#### SUPPLIED DATA:
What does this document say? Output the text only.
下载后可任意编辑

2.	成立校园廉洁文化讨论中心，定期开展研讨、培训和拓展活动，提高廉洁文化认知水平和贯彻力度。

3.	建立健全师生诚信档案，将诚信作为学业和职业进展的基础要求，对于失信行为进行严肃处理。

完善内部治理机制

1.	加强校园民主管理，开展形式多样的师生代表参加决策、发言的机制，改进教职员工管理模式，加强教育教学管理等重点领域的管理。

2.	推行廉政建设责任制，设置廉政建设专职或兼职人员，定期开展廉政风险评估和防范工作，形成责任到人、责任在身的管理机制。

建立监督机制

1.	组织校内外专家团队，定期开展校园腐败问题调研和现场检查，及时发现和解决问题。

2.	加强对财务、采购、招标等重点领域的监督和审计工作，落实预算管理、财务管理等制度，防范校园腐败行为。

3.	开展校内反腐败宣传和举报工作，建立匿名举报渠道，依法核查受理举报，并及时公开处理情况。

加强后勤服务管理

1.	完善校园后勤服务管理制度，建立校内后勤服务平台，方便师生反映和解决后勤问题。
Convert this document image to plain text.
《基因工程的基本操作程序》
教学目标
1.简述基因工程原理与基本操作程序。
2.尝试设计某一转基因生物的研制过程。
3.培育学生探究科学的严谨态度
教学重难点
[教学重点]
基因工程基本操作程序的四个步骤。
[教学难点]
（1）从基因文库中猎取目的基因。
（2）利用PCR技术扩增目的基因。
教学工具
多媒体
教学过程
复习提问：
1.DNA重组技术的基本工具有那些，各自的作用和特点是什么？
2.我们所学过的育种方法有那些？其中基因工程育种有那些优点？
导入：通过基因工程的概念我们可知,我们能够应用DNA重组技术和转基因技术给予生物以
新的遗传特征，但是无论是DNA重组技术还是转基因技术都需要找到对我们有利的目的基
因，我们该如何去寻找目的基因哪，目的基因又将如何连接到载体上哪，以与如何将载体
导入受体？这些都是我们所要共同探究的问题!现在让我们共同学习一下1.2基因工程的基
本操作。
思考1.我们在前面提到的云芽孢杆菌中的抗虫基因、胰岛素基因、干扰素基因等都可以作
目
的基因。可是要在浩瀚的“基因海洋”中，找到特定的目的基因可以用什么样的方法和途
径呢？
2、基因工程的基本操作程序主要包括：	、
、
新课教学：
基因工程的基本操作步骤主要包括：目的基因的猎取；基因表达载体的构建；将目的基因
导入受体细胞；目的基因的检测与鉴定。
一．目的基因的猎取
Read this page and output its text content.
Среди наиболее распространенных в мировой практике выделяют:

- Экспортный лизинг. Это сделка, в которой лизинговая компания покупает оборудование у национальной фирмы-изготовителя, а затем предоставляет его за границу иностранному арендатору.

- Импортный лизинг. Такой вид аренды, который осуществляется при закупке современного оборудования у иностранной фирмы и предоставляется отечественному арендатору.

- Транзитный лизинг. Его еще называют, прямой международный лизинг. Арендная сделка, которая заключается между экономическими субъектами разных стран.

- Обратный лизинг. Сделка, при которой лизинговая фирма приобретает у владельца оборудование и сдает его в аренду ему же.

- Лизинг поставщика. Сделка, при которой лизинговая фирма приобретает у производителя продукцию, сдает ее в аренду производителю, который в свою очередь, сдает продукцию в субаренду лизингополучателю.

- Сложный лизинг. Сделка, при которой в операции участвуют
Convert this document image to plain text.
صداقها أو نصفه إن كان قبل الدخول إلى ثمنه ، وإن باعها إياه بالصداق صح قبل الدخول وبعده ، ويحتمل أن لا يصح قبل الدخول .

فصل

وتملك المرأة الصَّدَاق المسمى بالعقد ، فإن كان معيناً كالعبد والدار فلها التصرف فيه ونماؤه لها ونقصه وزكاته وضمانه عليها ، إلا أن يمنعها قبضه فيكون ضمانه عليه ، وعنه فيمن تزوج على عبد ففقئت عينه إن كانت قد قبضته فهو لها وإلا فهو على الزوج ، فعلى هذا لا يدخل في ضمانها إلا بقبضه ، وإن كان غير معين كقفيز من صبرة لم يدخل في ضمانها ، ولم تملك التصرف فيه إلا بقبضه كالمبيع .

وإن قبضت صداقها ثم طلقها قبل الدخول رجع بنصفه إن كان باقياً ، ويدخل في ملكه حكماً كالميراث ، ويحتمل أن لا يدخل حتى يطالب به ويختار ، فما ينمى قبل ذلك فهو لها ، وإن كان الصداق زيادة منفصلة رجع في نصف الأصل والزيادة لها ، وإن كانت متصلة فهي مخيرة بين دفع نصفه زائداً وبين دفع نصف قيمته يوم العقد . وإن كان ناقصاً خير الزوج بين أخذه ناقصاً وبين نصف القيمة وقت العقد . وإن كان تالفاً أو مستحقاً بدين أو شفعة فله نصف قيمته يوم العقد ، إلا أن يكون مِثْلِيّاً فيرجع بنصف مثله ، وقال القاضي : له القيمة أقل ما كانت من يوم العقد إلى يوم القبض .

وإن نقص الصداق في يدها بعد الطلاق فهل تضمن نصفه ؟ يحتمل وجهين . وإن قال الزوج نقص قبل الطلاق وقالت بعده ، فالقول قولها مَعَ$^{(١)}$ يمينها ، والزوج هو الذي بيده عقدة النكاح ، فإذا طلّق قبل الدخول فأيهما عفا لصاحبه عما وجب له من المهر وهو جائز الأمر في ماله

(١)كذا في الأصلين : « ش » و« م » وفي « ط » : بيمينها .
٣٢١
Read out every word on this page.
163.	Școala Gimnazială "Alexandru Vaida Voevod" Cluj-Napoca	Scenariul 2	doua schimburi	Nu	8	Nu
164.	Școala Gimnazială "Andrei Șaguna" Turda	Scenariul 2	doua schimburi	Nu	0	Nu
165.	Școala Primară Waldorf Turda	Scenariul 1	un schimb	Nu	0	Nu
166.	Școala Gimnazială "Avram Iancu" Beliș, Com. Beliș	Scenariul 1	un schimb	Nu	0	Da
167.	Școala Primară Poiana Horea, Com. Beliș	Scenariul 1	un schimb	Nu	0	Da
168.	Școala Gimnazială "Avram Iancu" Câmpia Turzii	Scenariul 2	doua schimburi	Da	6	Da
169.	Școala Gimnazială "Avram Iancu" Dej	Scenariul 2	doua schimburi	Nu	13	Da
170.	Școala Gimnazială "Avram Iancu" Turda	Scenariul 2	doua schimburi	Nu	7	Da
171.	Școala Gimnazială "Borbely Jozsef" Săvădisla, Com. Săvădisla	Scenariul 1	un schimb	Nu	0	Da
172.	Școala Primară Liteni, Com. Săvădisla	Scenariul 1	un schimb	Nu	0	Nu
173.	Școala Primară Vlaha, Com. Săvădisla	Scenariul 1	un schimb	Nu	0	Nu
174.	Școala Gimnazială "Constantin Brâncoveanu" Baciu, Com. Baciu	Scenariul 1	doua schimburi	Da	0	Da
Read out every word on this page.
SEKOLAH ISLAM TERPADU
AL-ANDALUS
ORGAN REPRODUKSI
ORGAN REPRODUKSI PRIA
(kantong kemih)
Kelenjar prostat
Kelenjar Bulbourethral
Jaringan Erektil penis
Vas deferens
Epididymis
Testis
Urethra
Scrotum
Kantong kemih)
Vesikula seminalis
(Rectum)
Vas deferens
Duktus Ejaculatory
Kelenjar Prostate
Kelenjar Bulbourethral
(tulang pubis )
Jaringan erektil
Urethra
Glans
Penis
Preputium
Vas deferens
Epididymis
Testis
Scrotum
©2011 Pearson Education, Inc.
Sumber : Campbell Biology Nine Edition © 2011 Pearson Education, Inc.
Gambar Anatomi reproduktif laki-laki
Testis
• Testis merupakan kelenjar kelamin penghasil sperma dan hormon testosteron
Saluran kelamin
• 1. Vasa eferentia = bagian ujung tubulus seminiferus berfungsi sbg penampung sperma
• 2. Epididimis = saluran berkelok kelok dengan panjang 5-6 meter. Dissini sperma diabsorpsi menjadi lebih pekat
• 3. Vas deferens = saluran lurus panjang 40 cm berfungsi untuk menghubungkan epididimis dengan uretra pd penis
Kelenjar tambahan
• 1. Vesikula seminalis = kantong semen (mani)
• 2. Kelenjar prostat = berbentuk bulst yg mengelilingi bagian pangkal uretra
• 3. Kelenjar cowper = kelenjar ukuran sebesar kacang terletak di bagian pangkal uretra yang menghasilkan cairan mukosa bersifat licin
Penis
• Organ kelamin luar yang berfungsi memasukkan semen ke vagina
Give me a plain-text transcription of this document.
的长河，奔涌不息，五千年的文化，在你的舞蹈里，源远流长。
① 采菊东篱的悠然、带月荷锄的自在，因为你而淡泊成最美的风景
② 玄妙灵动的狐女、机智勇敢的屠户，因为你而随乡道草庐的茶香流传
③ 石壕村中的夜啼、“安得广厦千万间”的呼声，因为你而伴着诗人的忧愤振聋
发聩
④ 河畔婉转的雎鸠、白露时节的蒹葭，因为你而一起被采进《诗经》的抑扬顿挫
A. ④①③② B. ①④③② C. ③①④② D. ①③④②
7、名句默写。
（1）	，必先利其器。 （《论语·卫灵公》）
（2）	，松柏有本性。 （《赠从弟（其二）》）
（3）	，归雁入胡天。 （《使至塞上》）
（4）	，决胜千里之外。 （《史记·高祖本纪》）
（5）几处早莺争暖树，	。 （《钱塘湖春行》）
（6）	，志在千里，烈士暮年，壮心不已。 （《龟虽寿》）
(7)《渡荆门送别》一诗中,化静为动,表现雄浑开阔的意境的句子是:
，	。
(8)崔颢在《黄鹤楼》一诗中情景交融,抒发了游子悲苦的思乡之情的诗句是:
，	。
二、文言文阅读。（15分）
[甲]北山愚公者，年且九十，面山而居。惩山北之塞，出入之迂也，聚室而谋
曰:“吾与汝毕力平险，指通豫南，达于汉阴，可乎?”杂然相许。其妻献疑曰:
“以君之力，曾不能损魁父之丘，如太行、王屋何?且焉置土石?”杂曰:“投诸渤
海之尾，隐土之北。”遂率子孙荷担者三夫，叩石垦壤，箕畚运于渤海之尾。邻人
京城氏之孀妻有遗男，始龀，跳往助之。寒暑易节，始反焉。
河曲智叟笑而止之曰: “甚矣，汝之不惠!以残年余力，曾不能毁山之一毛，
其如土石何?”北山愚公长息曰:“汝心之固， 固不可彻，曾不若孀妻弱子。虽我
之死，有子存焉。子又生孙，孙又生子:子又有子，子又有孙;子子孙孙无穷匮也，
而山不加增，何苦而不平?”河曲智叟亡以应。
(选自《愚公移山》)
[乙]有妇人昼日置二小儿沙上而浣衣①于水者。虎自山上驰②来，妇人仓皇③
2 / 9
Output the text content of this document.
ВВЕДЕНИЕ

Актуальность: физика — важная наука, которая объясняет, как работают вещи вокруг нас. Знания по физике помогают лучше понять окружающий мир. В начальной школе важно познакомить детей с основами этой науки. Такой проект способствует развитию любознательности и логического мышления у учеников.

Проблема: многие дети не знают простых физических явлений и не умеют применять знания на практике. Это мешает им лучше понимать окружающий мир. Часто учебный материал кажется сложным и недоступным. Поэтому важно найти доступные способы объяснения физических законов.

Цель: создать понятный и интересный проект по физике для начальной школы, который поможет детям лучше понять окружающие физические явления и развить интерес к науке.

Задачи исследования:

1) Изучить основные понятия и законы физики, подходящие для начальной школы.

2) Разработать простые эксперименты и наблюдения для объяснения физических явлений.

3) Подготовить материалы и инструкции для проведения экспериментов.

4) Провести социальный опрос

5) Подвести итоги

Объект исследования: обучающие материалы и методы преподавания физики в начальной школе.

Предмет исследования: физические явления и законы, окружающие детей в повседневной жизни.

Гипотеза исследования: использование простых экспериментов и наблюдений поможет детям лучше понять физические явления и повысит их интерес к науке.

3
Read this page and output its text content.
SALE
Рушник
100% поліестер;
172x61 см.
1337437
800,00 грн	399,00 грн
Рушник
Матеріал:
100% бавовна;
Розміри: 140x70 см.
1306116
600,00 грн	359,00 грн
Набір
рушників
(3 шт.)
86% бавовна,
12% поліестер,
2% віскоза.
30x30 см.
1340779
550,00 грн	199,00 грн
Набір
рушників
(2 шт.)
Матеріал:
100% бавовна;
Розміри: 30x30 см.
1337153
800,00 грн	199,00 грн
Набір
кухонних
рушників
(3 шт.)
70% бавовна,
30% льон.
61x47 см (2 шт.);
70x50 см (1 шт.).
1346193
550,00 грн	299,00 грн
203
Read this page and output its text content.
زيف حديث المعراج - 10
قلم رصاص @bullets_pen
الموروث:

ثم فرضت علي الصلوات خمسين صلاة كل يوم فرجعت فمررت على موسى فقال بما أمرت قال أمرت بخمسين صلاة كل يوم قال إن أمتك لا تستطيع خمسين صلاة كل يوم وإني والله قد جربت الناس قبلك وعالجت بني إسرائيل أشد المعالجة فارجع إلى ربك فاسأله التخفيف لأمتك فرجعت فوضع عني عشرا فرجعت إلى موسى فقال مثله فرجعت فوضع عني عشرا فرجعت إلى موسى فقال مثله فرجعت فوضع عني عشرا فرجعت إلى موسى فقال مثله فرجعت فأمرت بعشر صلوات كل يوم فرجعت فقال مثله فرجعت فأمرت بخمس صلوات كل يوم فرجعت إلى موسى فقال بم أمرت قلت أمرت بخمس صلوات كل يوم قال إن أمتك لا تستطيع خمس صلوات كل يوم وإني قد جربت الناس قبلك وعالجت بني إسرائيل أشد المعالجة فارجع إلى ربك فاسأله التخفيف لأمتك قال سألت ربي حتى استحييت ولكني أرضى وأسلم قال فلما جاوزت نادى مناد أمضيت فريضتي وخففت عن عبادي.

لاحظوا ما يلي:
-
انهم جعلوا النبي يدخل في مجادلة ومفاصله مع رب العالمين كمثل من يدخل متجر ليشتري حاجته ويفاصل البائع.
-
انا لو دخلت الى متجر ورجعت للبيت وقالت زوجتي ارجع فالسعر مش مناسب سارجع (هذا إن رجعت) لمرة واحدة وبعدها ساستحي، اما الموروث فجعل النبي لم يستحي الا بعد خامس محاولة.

#### EXERCISE REQUIREMENTS:
List every line above containing the word "физике".

#### REPLY:
Актуальность: физика — важная наука, которая объясняет, как работают вещи вокруг нас. Знания по физике помогают лучше понять окружающий мир. В начальной школе важно познакомить детей с основами этой науки. Такой проект способствует развитию любознательности и логического мышления у учеников.
Цель: создать понятный и интересный проект по физике для начальной школы, который поможет детям лучше понять окружающие физические явления и развить интерес к науке.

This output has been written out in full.